- [Saved data entries]
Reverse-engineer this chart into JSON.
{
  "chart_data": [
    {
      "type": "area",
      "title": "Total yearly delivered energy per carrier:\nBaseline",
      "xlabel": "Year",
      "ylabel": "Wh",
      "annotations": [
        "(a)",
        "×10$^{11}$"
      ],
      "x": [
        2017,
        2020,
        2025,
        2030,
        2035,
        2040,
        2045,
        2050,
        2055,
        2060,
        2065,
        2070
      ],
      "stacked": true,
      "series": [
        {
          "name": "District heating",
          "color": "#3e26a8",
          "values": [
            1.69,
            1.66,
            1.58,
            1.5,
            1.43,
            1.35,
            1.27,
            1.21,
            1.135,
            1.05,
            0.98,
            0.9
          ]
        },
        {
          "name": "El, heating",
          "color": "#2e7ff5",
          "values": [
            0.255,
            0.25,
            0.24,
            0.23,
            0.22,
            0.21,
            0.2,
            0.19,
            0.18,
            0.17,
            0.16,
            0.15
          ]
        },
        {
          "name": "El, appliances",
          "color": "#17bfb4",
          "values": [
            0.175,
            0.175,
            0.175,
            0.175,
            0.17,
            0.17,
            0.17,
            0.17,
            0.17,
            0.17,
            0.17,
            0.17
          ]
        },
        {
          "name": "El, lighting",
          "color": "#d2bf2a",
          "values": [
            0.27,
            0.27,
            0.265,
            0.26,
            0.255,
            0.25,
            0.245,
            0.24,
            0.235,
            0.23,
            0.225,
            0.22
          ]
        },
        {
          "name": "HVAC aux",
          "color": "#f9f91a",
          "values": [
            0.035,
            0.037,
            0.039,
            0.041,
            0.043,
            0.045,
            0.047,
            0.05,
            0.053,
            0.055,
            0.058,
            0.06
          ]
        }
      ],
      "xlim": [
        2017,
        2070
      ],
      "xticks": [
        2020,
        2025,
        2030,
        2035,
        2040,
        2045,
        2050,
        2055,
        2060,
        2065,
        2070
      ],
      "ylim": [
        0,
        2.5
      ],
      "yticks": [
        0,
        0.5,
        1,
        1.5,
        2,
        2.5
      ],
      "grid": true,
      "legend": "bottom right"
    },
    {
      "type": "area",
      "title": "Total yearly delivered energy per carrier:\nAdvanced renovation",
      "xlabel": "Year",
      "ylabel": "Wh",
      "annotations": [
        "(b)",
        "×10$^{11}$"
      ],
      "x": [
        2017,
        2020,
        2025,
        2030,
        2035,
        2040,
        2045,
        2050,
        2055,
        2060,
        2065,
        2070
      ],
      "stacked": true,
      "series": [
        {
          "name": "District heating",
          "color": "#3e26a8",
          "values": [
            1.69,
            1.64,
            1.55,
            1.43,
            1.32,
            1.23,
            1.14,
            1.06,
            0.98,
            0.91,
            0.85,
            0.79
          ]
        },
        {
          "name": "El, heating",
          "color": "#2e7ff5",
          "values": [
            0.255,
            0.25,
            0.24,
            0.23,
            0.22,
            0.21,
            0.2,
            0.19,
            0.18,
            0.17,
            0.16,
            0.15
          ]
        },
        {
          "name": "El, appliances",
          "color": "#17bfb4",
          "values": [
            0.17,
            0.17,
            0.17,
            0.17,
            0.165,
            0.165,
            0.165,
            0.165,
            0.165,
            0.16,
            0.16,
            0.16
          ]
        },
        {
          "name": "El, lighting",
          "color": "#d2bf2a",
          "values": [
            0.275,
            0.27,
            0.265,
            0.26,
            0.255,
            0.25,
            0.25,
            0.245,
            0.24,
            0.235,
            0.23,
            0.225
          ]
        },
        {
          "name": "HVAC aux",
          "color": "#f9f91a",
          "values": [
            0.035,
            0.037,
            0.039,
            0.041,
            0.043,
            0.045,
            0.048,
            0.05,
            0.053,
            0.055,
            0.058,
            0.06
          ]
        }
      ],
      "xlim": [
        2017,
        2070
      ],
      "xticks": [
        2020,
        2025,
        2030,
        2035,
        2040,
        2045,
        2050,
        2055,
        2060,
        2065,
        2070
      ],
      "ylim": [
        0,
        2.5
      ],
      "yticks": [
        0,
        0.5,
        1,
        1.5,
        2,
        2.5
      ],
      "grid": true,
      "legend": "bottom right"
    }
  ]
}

- [What you need to do]
Pull out all lines containing the word "Total" from the entries above.

- [Solved exercise]
      "title": "Total yearly delivered energy per carrier:\nBaseline",
      "title": "Total yearly delivered energy per carrier:\nAdvanced renovation",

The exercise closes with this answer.